Reproduce every row below verbatim, leaving out any pictures.

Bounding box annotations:
[Begin]

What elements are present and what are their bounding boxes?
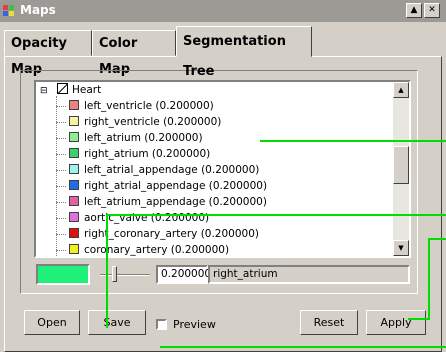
close-button[interactable]: ✕ <box>424 3 440 18</box>
tree-item-label: right_atrial_appendage (0.200000) <box>84 180 268 192</box>
annotation-line <box>428 238 446 240</box>
tree-connector <box>56 105 66 107</box>
color-swatch-icon <box>69 116 79 126</box>
tab-segmentation-tree[interactable]: Segmentation Tree <box>176 26 312 79</box>
tree-item[interactable]: right_atrial_appendage (0.200000) <box>56 178 267 194</box>
tree-connector <box>56 169 66 171</box>
slider-knob[interactable] <box>112 266 117 282</box>
app-icon <box>3 5 17 17</box>
preview-checkbox[interactable]: Preview <box>156 318 216 332</box>
title-bar: Maps ▲ ✕ <box>0 0 446 22</box>
window-title: Maps <box>20 3 56 17</box>
color-swatch-icon <box>69 148 79 158</box>
tree-connector <box>56 233 66 235</box>
minimize-button[interactable]: ▲ <box>406 3 422 18</box>
tree-item-label: right_ventricle (0.200000) <box>84 116 222 128</box>
annotation-line <box>160 346 446 348</box>
color-swatch-icon <box>69 164 79 174</box>
tree-connector <box>56 185 66 187</box>
tree-connector <box>56 153 66 155</box>
tree-item-label: right_atrium (0.200000) <box>84 148 211 160</box>
annotation-line <box>428 238 430 320</box>
tree-item[interactable]: left_atrial_appendage (0.200000) <box>56 162 259 178</box>
tree-item[interactable]: left_ventricle (0.200000) <box>56 98 214 114</box>
tree-item[interactable]: right_ventricle (0.200000) <box>56 114 221 130</box>
tree-item-label: left_atrial_appendage (0.200000) <box>84 164 260 176</box>
tree-root-label: Heart <box>72 84 102 96</box>
preview-label: Preview <box>173 318 216 331</box>
tree-item-label: left_atrium (0.200000) <box>84 132 203 144</box>
color-swatch-icon <box>69 180 79 190</box>
tree-connector <box>56 201 66 203</box>
tree-root-heart[interactable]: ⊟ Heart <box>40 82 101 98</box>
annotation-line <box>408 318 430 320</box>
tree-item-label: left_atrium_appendage (0.200000) <box>84 196 267 208</box>
segmentation-tree[interactable]: ⊟ Heart left_ventricle (0.200000) right_ve… <box>34 80 411 258</box>
segment-name-field[interactable]: right_atrium <box>208 265 410 284</box>
tree-connector <box>56 121 66 123</box>
tab-opacity-map[interactable]: Opacity Map <box>4 30 92 77</box>
tree-item-label: left_ventricle (0.200000) <box>84 100 214 112</box>
color-swatch-icon <box>69 132 79 142</box>
save-button[interactable]: Save <box>88 310 146 335</box>
tree-connector <box>56 217 66 219</box>
preview-checkbox-box[interactable] <box>156 319 167 330</box>
root-checkbox[interactable] <box>57 83 68 94</box>
tree-item[interactable]: left_atrium_appendage (0.200000) <box>56 194 267 210</box>
tree-scrollbar[interactable]: ▲ ▼ <box>393 82 409 256</box>
tab-color-map[interactable]: Color Map <box>92 30 176 77</box>
opacity-value-field[interactable]: 0.200000 <box>156 265 211 284</box>
reset-button[interactable]: Reset <box>300 310 358 335</box>
selected-color-swatch[interactable] <box>36 264 90 285</box>
annotation-line <box>106 214 446 216</box>
color-swatch-icon <box>69 228 79 238</box>
color-swatch-icon <box>69 100 79 110</box>
tree-item[interactable]: right_coronary_artery (0.200000) <box>56 226 259 242</box>
tree-connector <box>56 249 66 251</box>
tree-item[interactable]: aortic_valve (0.200000) <box>56 210 209 226</box>
scroll-thumb[interactable] <box>393 146 409 184</box>
tree-connector <box>56 137 66 139</box>
apply-button[interactable]: Apply <box>366 310 426 335</box>
color-swatch-icon <box>69 244 79 254</box>
tree-item[interactable]: right_atrium (0.200000) <box>56 146 210 162</box>
tree-item-label: right_coronary_artery (0.200000) <box>84 228 259 240</box>
color-swatch-icon <box>69 212 79 222</box>
annotation-line <box>106 214 108 328</box>
collapse-icon[interactable]: ⊟ <box>40 83 49 99</box>
annotation-line <box>260 140 446 142</box>
color-swatch-icon <box>69 196 79 206</box>
tree-item[interactable]: left_atrium (0.200000) <box>56 130 203 146</box>
tree-item[interactable]: coronary_artery (0.200000) <box>56 242 229 256</box>
open-button[interactable]: Open <box>24 310 80 335</box>
scroll-up-icon[interactable]: ▲ <box>393 82 409 98</box>
scroll-down-icon[interactable]: ▼ <box>393 240 409 256</box>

[End]

**Task answer**
What elements are present and what are their bounding boxes?
close-button[interactable]: ✕ <box>424 3 440 18</box>
tree-item-label: right_atrial_appendage (0.200000) <box>84 180 268 192</box>
annotation-line <box>428 238 446 240</box>
tree-connector <box>56 105 66 107</box>
color-swatch-icon <box>69 116 79 126</box>
tab-segmentation-tree[interactable]: Segmentation Tree <box>176 26 312 79</box>
tree-item[interactable]: right_atrial_appendage (0.200000) <box>56 178 267 194</box>
tree-connector <box>56 169 66 171</box>
slider-knob[interactable] <box>112 266 117 282</box>
app-icon <box>3 5 17 17</box>
preview-checkbox[interactable]: Preview <box>156 318 216 332</box>
title-bar: Maps ▲ ✕ <box>0 0 446 22</box>
window-title: Maps <box>20 3 56 17</box>
color-swatch-icon <box>69 148 79 158</box>
tree-connector <box>56 233 66 235</box>
minimize-button[interactable]: ▲ <box>406 3 422 18</box>
tree-item-label: right_ventricle (0.200000) <box>84 116 222 128</box>
annotation-line <box>160 346 446 348</box>
color-swatch-icon <box>69 164 79 174</box>
tree-connector <box>56 185 66 187</box>
tree-connector <box>56 153 66 155</box>
tree-item-label: right_atrium (0.200000) <box>84 148 211 160</box>
annotation-line <box>428 238 430 320</box>
tree-item[interactable]: left_atrial_appendage (0.200000) <box>56 162 259 178</box>
tree-item[interactable]: left_ventricle (0.200000) <box>56 98 214 114</box>
tree-item[interactable]: right_ventricle (0.200000) <box>56 114 221 130</box>
tree-item-label: left_atrial_appendage (0.200000) <box>84 164 260 176</box>
tree-root-label: Heart <box>72 84 102 96</box>
preview-label: Preview <box>173 318 216 331</box>
tree-item-label: left_atrium (0.200000) <box>84 132 203 144</box>
color-swatch-icon <box>69 180 79 190</box>
tree-connector <box>56 201 66 203</box>
tree-root-heart[interactable]: ⊟ Heart <box>40 82 101 98</box>
annotation-line <box>408 318 430 320</box>
tree-item-label: left_atrium_appendage (0.200000) <box>84 196 267 208</box>
segmentation-tree[interactable]: ⊟ Heart left_ventricle (0.200000) right_ve… <box>34 80 411 258</box>
segment-name-field[interactable]: right_atrium <box>208 265 410 284</box>
tree-connector <box>56 121 66 123</box>
tab-opacity-map[interactable]: Opacity Map <box>4 30 92 77</box>
tree-item-label: left_ventricle (0.200000) <box>84 100 214 112</box>
color-swatch-icon <box>69 132 79 142</box>
save-button[interactable]: Save <box>88 310 146 335</box>
tree-connector <box>56 217 66 219</box>
preview-checkbox-box[interactable] <box>156 319 167 330</box>
root-checkbox[interactable] <box>57 83 68 94</box>
tree-item[interactable]: left_atrium_appendage (0.200000) <box>56 194 267 210</box>
tree-scrollbar[interactable]: ▲ ▼ <box>393 82 409 256</box>
tab-color-map[interactable]: Color Map <box>92 30 176 77</box>
opacity-value-field[interactable]: 0.200000 <box>156 265 211 284</box>
reset-button[interactable]: Reset <box>300 310 358 335</box>
selected-color-swatch[interactable] <box>36 264 90 285</box>
annotation-line <box>106 214 446 216</box>
color-swatch-icon <box>69 228 79 238</box>
color-swatch-icon <box>69 100 79 110</box>
tree-item[interactable]: right_coronary_artery (0.200000) <box>56 226 259 242</box>
tree-connector <box>56 249 66 251</box>
tree-item[interactable]: aortic_valve (0.200000) <box>56 210 209 226</box>
scroll-thumb[interactable] <box>393 146 409 184</box>
tree-connector <box>56 137 66 139</box>
apply-button[interactable]: Apply <box>366 310 426 335</box>
color-swatch-icon <box>69 244 79 254</box>
tree-item[interactable]: right_atrium (0.200000) <box>56 146 210 162</box>
tree-item-label: right_coronary_artery (0.200000) <box>84 228 259 240</box>
color-swatch-icon <box>69 212 79 222</box>
annotation-line <box>106 214 108 328</box>
collapse-icon[interactable]: ⊟ <box>40 83 49 99</box>
annotation-line <box>260 140 446 142</box>
color-swatch-icon <box>69 196 79 206</box>
tree-item[interactable]: left_atrium (0.200000) <box>56 130 203 146</box>
tree-item[interactable]: coronary_artery (0.200000) <box>56 242 229 256</box>
open-button[interactable]: Open <box>24 310 80 335</box>
scroll-up-icon[interactable]: ▲ <box>393 82 409 98</box>
scroll-down-icon[interactable]: ▼ <box>393 240 409 256</box>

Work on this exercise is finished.